_WHAT YOU WILL DO_: Look through the records that follow. Copy every line containing the word "text".

_INPUT DATA_:
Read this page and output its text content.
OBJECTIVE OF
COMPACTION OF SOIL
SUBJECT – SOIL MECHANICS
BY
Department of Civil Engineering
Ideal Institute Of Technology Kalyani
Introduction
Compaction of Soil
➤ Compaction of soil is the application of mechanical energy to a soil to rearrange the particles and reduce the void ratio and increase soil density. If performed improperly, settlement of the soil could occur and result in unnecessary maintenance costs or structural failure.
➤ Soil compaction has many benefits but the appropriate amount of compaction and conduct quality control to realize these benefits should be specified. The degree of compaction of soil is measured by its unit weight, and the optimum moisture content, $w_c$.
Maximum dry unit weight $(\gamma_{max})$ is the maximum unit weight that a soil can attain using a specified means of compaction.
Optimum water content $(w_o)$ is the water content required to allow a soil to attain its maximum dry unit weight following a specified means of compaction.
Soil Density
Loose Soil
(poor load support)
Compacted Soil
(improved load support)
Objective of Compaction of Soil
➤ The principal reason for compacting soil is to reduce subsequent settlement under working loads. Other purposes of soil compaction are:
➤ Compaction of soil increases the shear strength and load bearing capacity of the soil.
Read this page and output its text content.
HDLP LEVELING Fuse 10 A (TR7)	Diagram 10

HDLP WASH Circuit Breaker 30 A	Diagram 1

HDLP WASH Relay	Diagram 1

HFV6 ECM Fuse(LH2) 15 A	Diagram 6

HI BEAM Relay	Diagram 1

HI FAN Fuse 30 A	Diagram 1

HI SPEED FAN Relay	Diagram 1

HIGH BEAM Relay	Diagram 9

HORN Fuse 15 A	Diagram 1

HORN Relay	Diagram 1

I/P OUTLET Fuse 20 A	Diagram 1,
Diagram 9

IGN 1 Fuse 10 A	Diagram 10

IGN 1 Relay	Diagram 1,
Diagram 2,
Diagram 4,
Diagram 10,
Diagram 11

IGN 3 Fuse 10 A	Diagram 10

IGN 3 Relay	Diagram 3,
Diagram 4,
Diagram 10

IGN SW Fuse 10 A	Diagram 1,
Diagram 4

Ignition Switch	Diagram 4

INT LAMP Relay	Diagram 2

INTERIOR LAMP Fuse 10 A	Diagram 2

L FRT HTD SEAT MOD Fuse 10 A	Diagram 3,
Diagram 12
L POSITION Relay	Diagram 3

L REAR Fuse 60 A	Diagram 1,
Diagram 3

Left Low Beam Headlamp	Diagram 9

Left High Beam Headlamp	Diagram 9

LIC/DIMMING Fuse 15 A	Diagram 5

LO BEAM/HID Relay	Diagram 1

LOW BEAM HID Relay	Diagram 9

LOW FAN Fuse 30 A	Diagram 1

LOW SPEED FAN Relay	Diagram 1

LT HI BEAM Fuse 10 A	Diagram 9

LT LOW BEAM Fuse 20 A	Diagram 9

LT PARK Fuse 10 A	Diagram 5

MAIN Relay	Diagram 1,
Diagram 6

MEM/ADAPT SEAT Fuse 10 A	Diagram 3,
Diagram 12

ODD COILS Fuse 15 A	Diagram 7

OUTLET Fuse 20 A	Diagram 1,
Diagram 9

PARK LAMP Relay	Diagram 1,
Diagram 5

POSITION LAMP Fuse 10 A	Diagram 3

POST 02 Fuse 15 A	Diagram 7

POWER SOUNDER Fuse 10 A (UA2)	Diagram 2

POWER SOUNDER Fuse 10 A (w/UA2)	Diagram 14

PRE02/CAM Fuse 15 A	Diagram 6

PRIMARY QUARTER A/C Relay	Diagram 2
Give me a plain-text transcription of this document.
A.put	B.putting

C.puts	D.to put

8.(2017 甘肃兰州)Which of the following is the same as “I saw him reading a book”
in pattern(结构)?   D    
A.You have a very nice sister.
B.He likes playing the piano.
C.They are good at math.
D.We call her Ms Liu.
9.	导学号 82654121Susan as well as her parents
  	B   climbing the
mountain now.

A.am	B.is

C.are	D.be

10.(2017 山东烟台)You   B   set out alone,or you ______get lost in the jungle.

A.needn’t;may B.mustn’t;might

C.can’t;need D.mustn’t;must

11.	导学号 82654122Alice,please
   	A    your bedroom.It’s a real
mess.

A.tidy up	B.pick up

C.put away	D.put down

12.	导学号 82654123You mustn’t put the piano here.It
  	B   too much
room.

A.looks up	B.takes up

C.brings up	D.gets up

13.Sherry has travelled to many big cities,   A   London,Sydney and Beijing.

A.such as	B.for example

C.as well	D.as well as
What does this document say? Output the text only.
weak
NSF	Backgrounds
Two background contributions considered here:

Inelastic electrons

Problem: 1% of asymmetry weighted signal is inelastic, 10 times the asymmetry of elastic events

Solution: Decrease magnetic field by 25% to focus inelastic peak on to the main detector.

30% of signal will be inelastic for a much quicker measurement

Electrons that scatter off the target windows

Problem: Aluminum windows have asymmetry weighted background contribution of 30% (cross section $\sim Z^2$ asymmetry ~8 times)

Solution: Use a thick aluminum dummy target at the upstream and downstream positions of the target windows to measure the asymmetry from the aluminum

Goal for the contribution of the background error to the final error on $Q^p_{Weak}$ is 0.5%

_OUTPUT_:
Read this page and output its text content.
Read this page and output its text content.
Give me a plain-text transcription of this document.
What does this document say? Output the text only.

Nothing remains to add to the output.